● Objective: Transcribe the records below in full; pictures stay out of the copy.

═══ Supplied data ═══

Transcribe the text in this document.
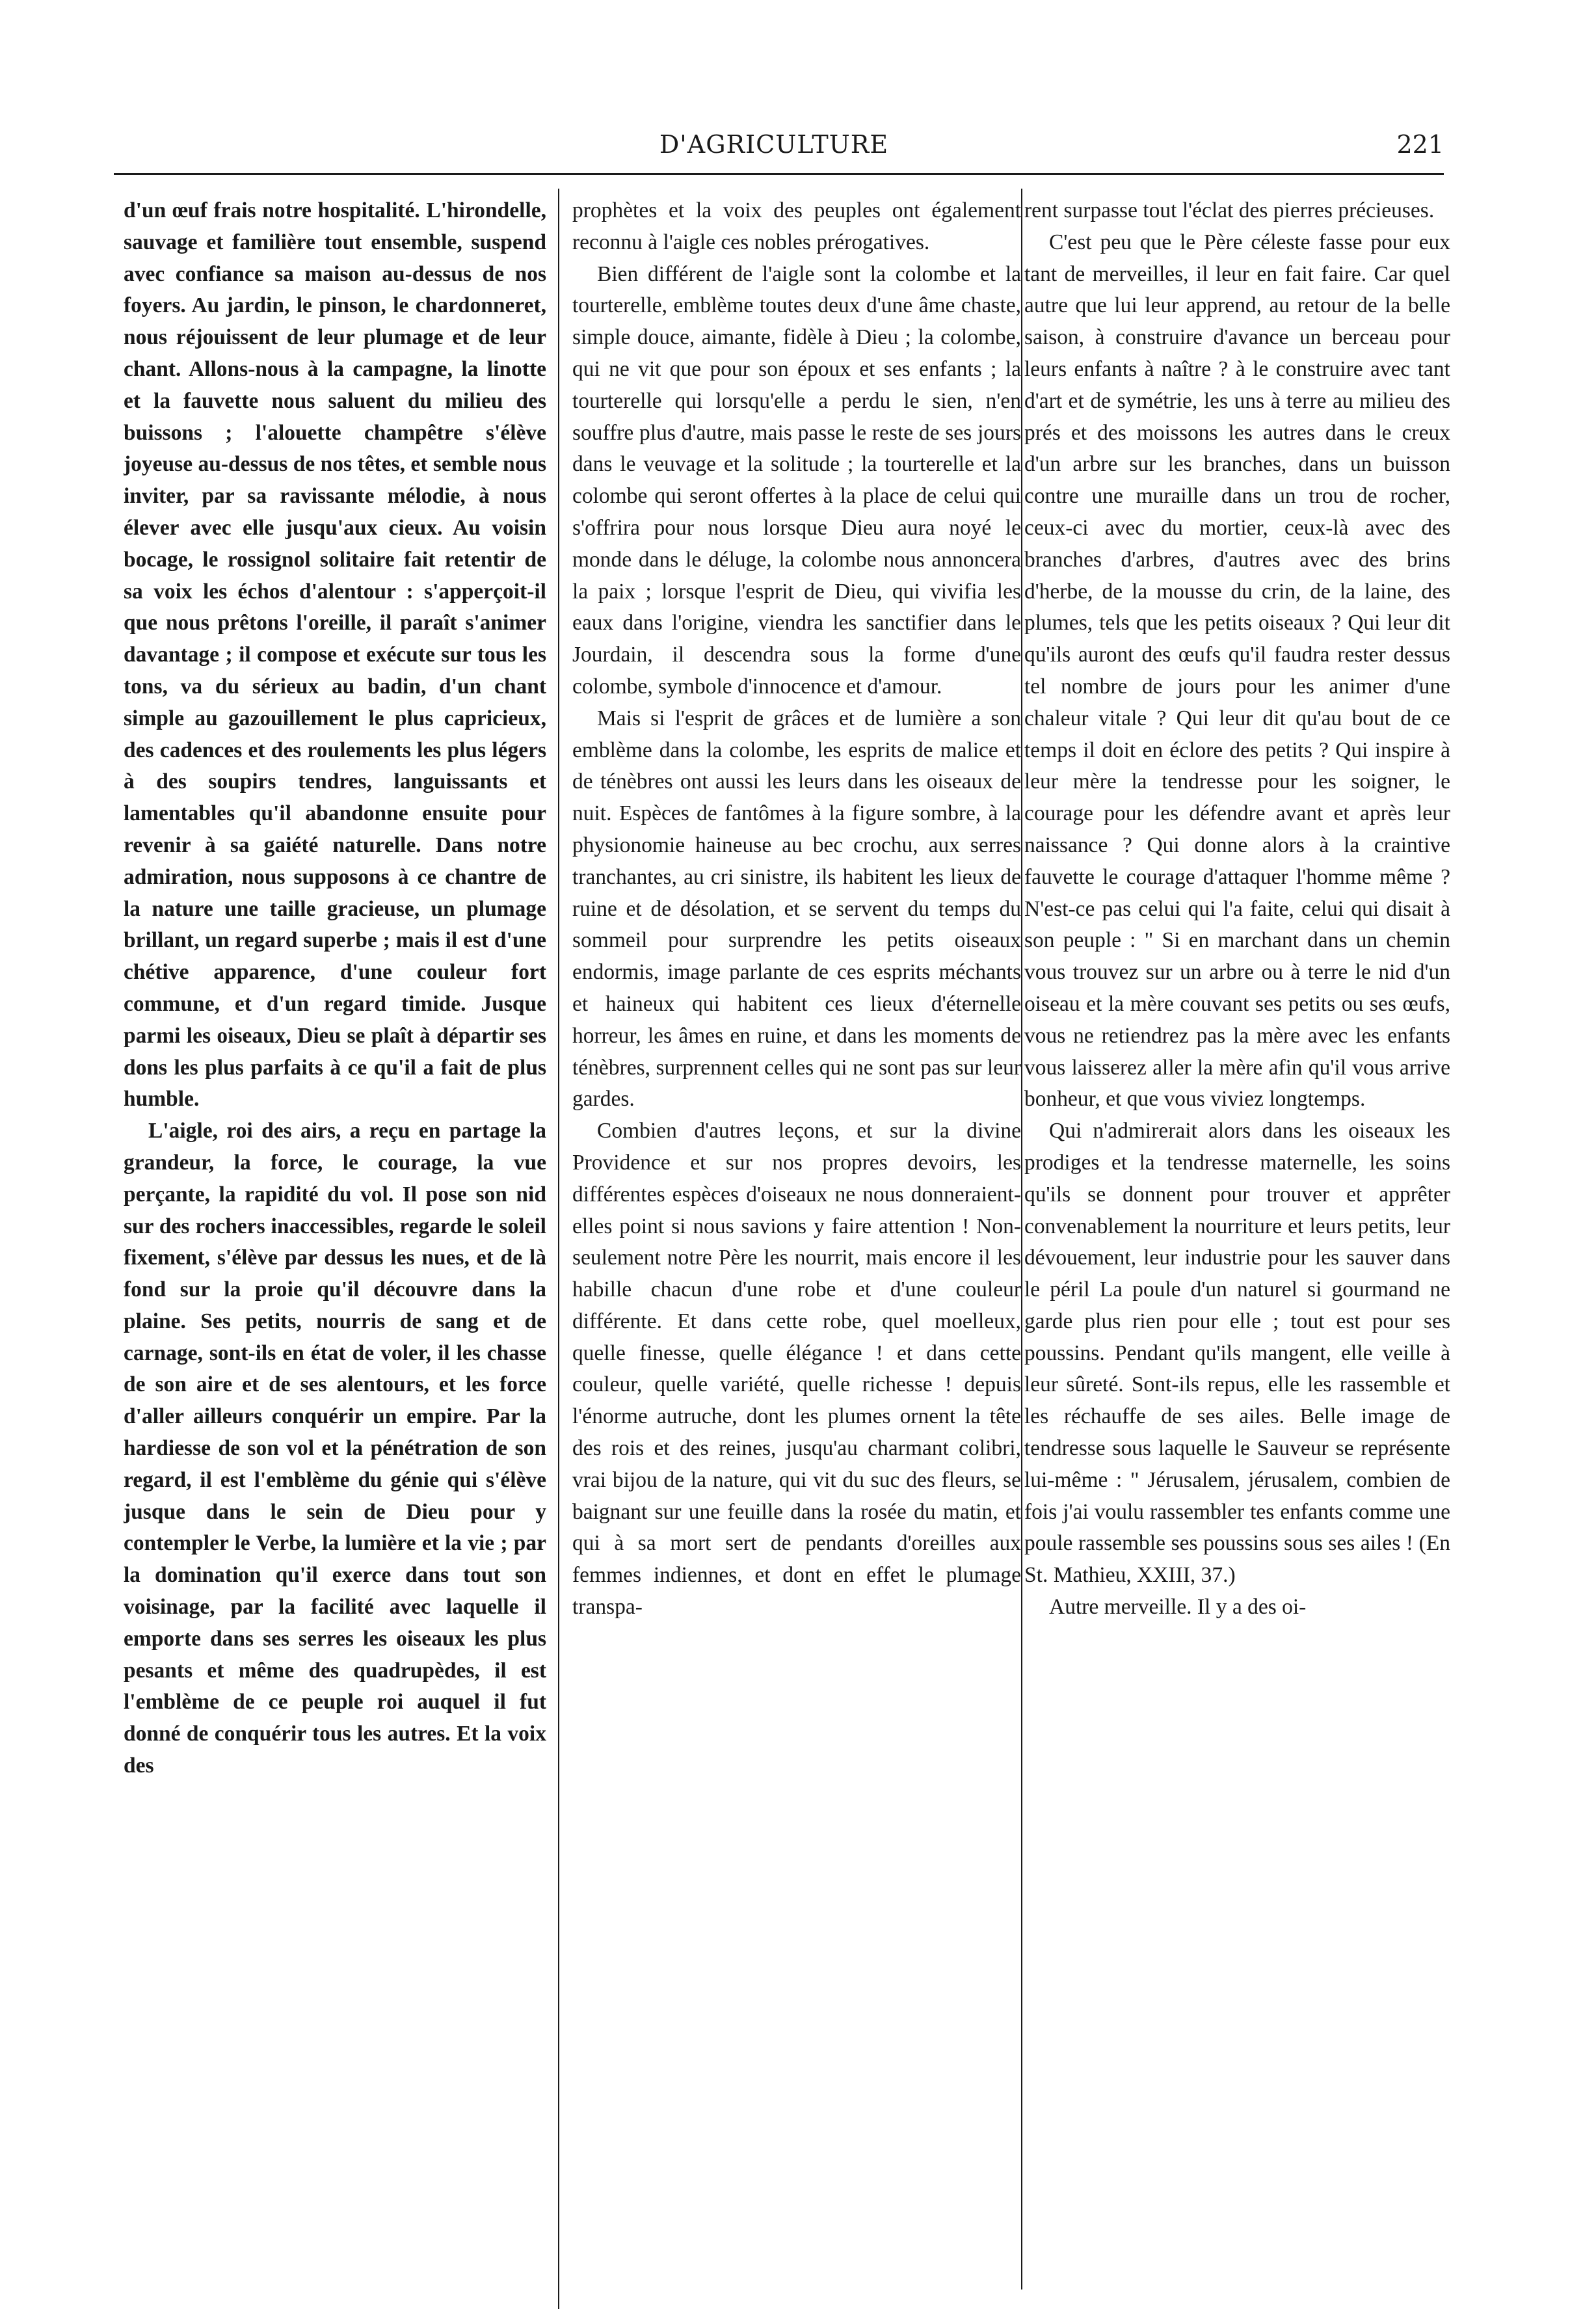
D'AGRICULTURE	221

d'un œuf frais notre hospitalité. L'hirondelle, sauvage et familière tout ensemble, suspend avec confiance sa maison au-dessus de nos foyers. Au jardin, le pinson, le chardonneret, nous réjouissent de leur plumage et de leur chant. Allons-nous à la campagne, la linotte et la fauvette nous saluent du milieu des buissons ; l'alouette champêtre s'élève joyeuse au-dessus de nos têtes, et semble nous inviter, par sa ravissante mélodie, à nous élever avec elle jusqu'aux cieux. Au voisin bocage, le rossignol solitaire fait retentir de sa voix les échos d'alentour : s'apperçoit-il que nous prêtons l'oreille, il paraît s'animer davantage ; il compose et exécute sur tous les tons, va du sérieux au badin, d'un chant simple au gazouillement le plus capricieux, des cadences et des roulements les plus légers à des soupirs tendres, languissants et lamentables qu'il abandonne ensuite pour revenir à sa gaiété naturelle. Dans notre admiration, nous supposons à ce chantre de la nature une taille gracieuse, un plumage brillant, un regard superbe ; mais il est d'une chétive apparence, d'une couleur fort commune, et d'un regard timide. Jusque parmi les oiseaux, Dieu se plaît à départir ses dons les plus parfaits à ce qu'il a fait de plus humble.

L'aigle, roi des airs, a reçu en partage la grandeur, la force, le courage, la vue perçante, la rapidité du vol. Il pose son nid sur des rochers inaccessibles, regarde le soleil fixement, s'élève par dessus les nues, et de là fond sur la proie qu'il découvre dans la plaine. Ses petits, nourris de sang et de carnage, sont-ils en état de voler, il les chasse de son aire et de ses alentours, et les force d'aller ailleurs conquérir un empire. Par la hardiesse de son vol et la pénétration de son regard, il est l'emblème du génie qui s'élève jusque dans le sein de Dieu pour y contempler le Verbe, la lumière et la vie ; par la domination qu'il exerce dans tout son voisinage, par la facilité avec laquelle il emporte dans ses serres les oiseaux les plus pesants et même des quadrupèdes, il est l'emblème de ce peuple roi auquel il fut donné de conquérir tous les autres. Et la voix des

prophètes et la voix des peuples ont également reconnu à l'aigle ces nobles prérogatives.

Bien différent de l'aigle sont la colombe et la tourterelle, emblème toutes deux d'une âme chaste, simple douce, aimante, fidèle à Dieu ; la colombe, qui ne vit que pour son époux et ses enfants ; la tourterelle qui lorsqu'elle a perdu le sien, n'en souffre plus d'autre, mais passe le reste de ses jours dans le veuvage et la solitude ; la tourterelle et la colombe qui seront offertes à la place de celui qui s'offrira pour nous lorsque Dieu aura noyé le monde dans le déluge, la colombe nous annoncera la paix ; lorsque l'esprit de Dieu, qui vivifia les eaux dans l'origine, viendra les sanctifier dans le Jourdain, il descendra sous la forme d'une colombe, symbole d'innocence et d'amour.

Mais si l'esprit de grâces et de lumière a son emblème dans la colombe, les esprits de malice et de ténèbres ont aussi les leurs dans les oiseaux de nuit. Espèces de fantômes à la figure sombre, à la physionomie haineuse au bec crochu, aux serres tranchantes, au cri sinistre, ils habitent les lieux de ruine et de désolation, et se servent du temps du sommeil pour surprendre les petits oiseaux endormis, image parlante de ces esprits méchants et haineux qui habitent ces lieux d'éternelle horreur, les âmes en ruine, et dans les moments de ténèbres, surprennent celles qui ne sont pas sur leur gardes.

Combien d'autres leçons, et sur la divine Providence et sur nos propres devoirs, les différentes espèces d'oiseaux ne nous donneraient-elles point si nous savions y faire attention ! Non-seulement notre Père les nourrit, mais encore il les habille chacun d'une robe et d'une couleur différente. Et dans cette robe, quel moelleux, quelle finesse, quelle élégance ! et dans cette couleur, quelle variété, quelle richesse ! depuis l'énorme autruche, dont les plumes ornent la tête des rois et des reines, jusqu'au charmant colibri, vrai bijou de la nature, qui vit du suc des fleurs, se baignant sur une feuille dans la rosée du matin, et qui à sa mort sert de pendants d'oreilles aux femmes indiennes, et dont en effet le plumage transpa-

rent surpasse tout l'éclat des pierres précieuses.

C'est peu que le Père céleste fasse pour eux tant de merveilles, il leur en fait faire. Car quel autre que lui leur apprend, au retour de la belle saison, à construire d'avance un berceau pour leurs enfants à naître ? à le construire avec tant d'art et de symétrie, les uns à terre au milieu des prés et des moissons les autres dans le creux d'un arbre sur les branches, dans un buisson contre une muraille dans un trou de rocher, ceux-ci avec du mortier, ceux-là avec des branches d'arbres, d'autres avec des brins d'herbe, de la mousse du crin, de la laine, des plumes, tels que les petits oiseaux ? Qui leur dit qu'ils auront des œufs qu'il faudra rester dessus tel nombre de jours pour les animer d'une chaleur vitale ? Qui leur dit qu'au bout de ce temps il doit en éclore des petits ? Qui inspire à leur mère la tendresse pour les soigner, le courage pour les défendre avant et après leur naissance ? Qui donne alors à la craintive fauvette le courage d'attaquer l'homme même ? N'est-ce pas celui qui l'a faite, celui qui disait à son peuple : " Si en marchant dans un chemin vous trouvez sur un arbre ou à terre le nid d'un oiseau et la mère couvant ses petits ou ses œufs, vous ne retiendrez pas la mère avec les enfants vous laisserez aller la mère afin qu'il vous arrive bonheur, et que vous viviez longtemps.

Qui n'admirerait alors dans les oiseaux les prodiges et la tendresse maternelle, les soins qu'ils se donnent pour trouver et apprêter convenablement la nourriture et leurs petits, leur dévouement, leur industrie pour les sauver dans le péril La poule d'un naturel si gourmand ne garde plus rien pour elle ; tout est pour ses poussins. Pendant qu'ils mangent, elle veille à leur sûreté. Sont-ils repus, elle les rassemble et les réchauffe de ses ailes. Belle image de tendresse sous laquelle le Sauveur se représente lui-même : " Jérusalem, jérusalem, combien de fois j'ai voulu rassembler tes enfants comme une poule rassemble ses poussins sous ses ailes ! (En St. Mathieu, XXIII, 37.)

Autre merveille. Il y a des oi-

═══

● Answer for this exercise:
Transcribe the text in this document.
D'AGRICULTURE	221

d'un œuf frais notre hospitalité. L'hirondelle, sauvage et familière tout ensemble, suspend avec confiance sa maison au-dessus de nos foyers. Au jardin, le pinson, le chardonneret, nous réjouissent de leur plumage et de leur chant. Allons-nous à la campagne, la linotte et la fauvette nous saluent du milieu des buissons ; l'alouette champêtre s'élève joyeuse au-dessus de nos têtes, et semble nous inviter, par sa ravissante mélodie, à nous élever avec elle jusqu'aux cieux. Au voisin bocage, le rossignol solitaire fait retentir de sa voix les échos d'alentour : s'apperçoit-il que nous prêtons l'oreille, il paraît s'animer davantage ; il compose et exécute sur tous les tons, va du sérieux au badin, d'un chant simple au gazouillement le plus capricieux, des cadences et des roulements les plus légers à des soupirs tendres, languissants et lamentables qu'il abandonne ensuite pour revenir à sa gaiété naturelle. Dans notre admiration, nous supposons à ce chantre de la nature une taille gracieuse, un plumage brillant, un regard superbe ; mais il est d'une chétive apparence, d'une couleur fort commune, et d'un regard timide. Jusque parmi les oiseaux, Dieu se plaît à départir ses dons les plus parfaits à ce qu'il a fait de plus humble.

L'aigle, roi des airs, a reçu en partage la grandeur, la force, le courage, la vue perçante, la rapidité du vol. Il pose son nid sur des rochers inaccessibles, regarde le soleil fixement, s'élève par dessus les nues, et de là fond sur la proie qu'il découvre dans la plaine. Ses petits, nourris de sang et de carnage, sont-ils en état de voler, il les chasse de son aire et de ses alentours, et les force d'aller ailleurs conquérir un empire. Par la hardiesse de son vol et la pénétration de son regard, il est l'emblème du génie qui s'élève jusque dans le sein de Dieu pour y contempler le Verbe, la lumière et la vie ; par la domination qu'il exerce dans tout son voisinage, par la facilité avec laquelle il emporte dans ses serres les oiseaux les plus pesants et même des quadrupèdes, il est l'emblème de ce peuple roi auquel il fut donné de conquérir tous les autres. Et la voix des

prophètes et la voix des peuples ont également reconnu à l'aigle ces nobles prérogatives.

Bien différent de l'aigle sont la colombe et la tourterelle, emblème toutes deux d'une âme chaste, simple douce, aimante, fidèle à Dieu ; la colombe, qui ne vit que pour son époux et ses enfants ; la tourterelle qui lorsqu'elle a perdu le sien, n'en souffre plus d'autre, mais passe le reste de ses jours dans le veuvage et la solitude ; la tourterelle et la colombe qui seront offertes à la place de celui qui s'offrira pour nous lorsque Dieu aura noyé le monde dans le déluge, la colombe nous annoncera la paix ; lorsque l'esprit de Dieu, qui vivifia les eaux dans l'origine, viendra les sanctifier dans le Jourdain, il descendra sous la forme d'une colombe, symbole d'innocence et d'amour.

Mais si l'esprit de grâces et de lumière a son emblème dans la colombe, les esprits de malice et de ténèbres ont aussi les leurs dans les oiseaux de nuit. Espèces de fantômes à la figure sombre, à la physionomie haineuse au bec crochu, aux serres tranchantes, au cri sinistre, ils habitent les lieux de ruine et de désolation, et se servent du temps du sommeil pour surprendre les petits oiseaux endormis, image parlante de ces esprits méchants et haineux qui habitent ces lieux d'éternelle horreur, les âmes en ruine, et dans les moments de ténèbres, surprennent celles qui ne sont pas sur leur gardes.

Combien d'autres leçons, et sur la divine Providence et sur nos propres devoirs, les différentes espèces d'oiseaux ne nous donneraient-elles point si nous savions y faire attention ! Non-seulement notre Père les nourrit, mais encore il les habille chacun d'une robe et d'une couleur différente. Et dans cette robe, quel moelleux, quelle finesse, quelle élégance ! et dans cette couleur, quelle variété, quelle richesse ! depuis l'énorme autruche, dont les plumes ornent la tête des rois et des reines, jusqu'au charmant colibri, vrai bijou de la nature, qui vit du suc des fleurs, se baignant sur une feuille dans la rosée du matin, et qui à sa mort sert de pendants d'oreilles aux femmes indiennes, et dont en effet le plumage transpa-

rent surpasse tout l'éclat des pierres précieuses.

C'est peu que le Père céleste fasse pour eux tant de merveilles, il leur en fait faire. Car quel autre que lui leur apprend, au retour de la belle saison, à construire d'avance un berceau pour leurs enfants à naître ? à le construire avec tant d'art et de symétrie, les uns à terre au milieu des prés et des moissons les autres dans le creux d'un arbre sur les branches, dans un buisson contre une muraille dans un trou de rocher, ceux-ci avec du mortier, ceux-là avec des branches d'arbres, d'autres avec des brins d'herbe, de la mousse du crin, de la laine, des plumes, tels que les petits oiseaux ? Qui leur dit qu'ils auront des œufs qu'il faudra rester dessus tel nombre de jours pour les animer d'une chaleur vitale ? Qui leur dit qu'au bout de ce temps il doit en éclore des petits ? Qui inspire à leur mère la tendresse pour les soigner, le courage pour les défendre avant et après leur naissance ? Qui donne alors à la craintive fauvette le courage d'attaquer l'homme même ? N'est-ce pas celui qui l'a faite, celui qui disait à son peuple : " Si en marchant dans un chemin vous trouvez sur un arbre ou à terre le nid d'un oiseau et la mère couvant ses petits ou ses œufs, vous ne retiendrez pas la mère avec les enfants vous laisserez aller la mère afin qu'il vous arrive bonheur, et que vous viviez longtemps.

Qui n'admirerait alors dans les oiseaux les prodiges et la tendresse maternelle, les soins qu'ils se donnent pour trouver et apprêter convenablement la nourriture et leurs petits, leur dévouement, leur industrie pour les sauver dans le péril La poule d'un naturel si gourmand ne garde plus rien pour elle ; tout est pour ses poussins. Pendant qu'ils mangent, elle veille à leur sûreté. Sont-ils repus, elle les rassemble et les réchauffe de ses ailes. Belle image de tendresse sous laquelle le Sauveur se représente lui-même : " Jérusalem, jérusalem, combien de fois j'ai voulu rassembler tes enfants comme une poule rassemble ses poussins sous ses ailes ! (En St. Mathieu, XXIII, 37.)

Autre merveille. Il y a des oi-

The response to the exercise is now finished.